_Saved data entries_.
* * * * *
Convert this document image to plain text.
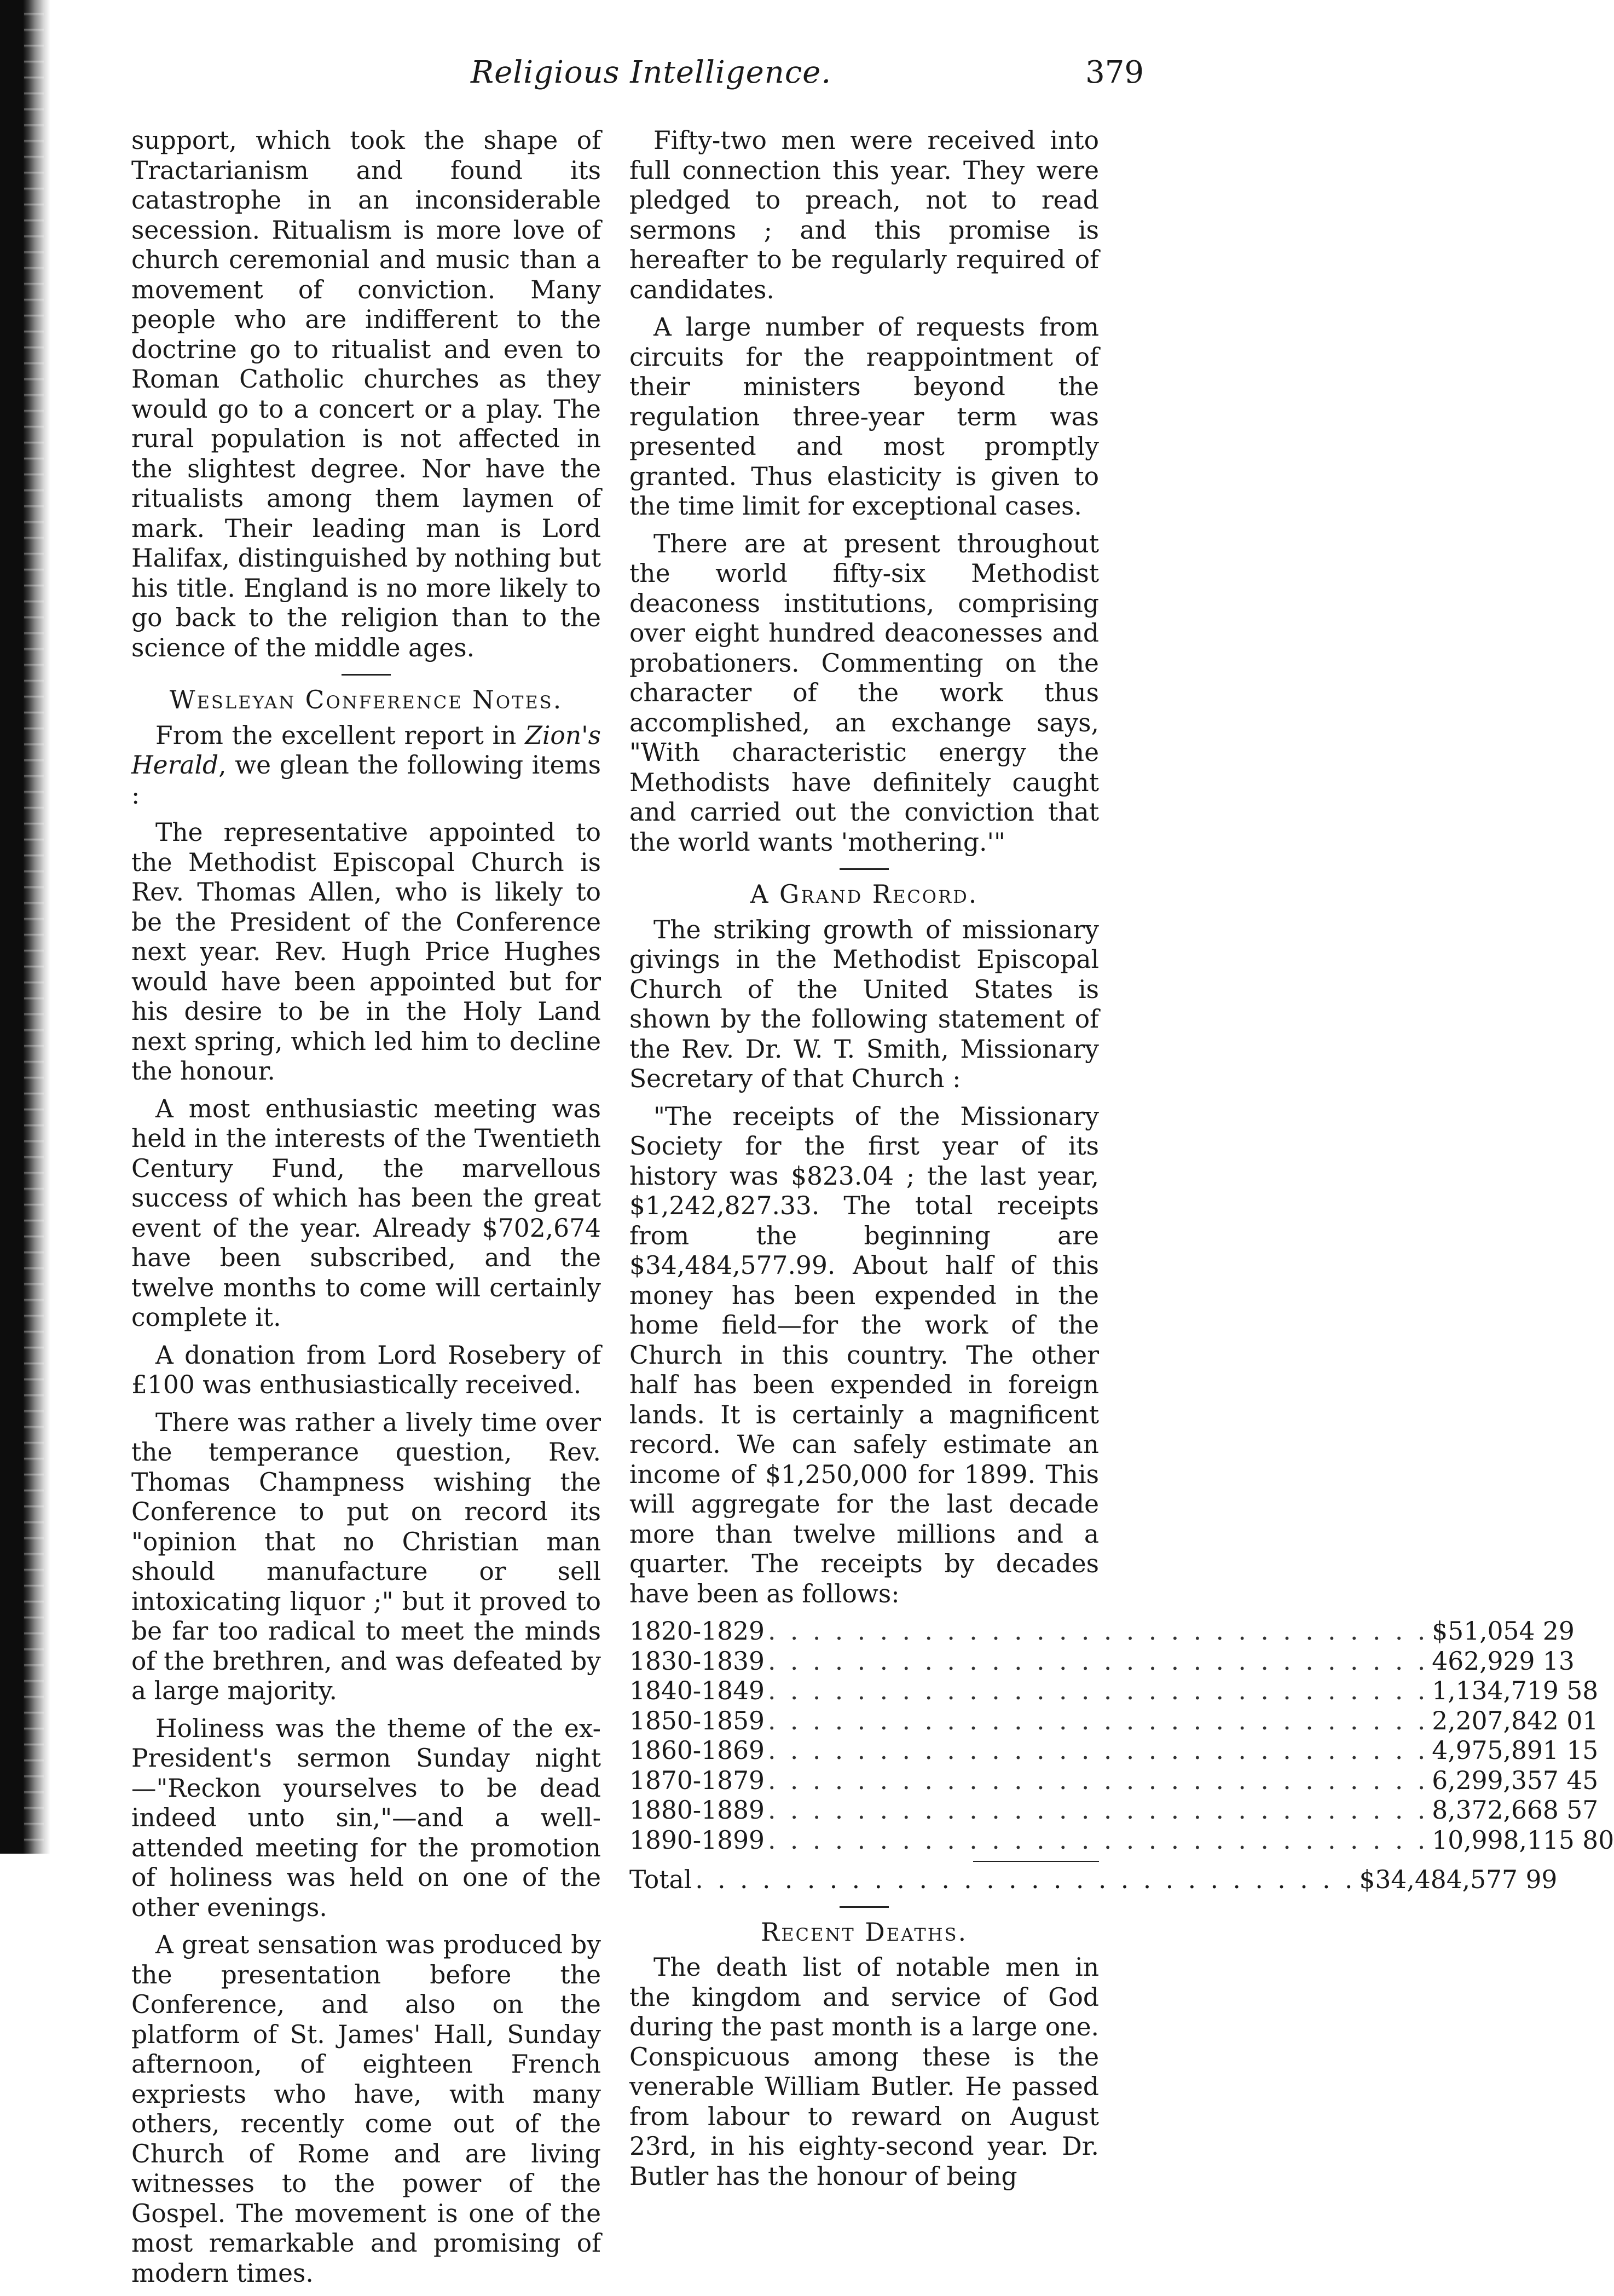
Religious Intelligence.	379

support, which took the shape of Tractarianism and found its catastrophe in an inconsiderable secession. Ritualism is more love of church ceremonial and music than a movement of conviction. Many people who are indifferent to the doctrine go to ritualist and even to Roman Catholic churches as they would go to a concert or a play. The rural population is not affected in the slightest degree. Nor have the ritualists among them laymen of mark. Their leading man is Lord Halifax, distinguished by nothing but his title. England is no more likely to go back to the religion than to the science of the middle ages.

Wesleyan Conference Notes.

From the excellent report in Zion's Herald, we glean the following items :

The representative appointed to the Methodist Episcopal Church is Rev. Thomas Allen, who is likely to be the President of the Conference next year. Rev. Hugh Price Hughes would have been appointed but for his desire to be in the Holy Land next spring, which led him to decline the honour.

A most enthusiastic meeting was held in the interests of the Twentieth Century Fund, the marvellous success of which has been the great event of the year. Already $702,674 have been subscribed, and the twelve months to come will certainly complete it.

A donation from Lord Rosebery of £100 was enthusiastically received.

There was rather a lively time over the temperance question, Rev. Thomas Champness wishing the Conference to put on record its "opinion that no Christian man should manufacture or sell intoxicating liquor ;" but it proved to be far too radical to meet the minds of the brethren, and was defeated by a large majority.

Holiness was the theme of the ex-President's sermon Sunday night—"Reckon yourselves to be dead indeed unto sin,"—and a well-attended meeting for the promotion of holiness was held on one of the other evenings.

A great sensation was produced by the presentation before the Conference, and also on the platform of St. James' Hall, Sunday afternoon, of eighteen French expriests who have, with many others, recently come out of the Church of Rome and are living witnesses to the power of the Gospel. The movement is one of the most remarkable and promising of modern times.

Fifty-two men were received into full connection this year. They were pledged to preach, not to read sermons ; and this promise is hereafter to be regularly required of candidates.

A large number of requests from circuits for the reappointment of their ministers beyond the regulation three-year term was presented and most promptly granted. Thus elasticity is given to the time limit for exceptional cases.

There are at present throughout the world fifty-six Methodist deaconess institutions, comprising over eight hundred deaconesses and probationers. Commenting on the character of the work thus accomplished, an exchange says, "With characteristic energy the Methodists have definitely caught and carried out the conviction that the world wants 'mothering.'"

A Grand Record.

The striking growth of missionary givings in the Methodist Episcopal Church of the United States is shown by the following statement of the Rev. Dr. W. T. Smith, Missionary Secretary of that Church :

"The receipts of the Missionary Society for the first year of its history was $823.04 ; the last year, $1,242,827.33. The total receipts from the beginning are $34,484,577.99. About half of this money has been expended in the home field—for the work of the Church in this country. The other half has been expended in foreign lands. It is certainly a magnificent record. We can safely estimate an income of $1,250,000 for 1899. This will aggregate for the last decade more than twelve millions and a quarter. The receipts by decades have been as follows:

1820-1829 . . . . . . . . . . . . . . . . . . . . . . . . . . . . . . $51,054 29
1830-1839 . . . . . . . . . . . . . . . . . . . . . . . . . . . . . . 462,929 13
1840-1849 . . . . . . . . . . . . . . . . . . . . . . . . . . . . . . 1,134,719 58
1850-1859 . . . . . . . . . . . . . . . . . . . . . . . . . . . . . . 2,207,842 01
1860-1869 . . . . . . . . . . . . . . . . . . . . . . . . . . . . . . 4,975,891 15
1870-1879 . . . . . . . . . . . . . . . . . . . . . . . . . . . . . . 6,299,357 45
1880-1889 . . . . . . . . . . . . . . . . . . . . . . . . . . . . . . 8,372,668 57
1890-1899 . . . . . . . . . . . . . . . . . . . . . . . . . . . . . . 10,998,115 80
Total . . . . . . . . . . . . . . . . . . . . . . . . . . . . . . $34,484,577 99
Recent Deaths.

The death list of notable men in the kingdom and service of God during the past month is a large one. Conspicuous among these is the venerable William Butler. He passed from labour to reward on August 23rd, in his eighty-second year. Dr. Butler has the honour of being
* * * * *
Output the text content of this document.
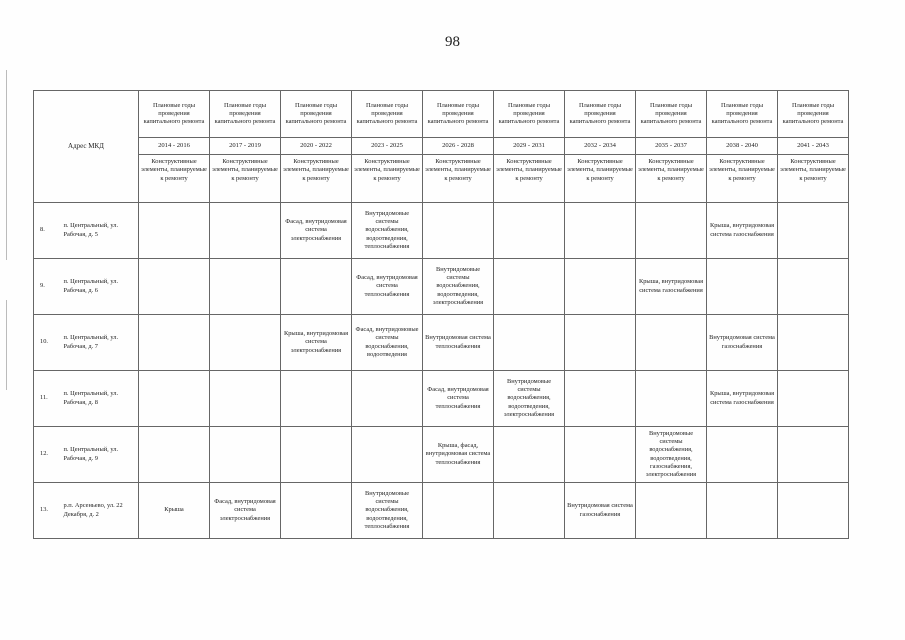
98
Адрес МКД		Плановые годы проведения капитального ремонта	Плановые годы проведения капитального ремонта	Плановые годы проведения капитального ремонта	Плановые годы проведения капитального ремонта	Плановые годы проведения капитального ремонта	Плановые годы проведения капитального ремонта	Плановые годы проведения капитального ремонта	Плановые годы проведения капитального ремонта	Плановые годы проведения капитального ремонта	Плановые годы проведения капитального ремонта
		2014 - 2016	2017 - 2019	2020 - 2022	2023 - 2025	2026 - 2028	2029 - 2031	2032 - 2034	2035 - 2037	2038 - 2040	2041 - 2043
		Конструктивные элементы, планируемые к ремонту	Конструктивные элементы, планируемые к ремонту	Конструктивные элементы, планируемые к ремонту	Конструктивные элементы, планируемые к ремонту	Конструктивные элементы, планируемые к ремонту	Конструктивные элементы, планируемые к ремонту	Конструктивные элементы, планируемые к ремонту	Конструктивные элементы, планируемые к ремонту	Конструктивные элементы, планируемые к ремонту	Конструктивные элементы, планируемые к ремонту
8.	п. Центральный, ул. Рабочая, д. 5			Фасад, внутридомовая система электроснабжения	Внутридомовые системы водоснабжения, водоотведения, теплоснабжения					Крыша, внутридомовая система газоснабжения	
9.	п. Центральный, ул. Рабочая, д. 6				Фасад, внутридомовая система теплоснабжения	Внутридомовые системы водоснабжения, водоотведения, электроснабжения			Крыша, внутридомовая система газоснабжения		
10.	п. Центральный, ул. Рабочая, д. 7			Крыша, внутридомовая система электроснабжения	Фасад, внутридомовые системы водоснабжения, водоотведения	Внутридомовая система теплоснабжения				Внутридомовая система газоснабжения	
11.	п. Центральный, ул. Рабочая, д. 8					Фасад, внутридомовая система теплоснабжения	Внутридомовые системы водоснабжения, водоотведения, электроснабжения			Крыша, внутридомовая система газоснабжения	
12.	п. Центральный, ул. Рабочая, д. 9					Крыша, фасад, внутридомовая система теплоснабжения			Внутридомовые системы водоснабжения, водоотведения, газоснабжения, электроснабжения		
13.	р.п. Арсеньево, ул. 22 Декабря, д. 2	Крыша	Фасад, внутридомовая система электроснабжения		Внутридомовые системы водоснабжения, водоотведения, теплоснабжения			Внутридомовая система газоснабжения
* * * * *
_OBJECTIVE_.
Using the listing, copy every line where the word "certainly" shows up.

_RESPONSE BELOW_.
A most enthusiastic meeting was held in the interests of the Twentieth Century Fund, the marvellous success of which has been the great event of the year. Already $702,674 have been subscribed, and the twelve months to come will certainly complete it.
"The receipts of the Missionary Society for the first year of its history was $823.04 ; the last year, $1,242,827.33. The total receipts from the beginning are $34,484,577.99. About half of this money has been expended in the home field—for the work of the Church in this country. The other half has been expended in foreign lands. It is certainly a magnificent record. We can safely estimate an income of $1,250,000 for 1899. This will aggregate for the last decade more than twelve millions and a quarter. The receipts by decades have been as follows:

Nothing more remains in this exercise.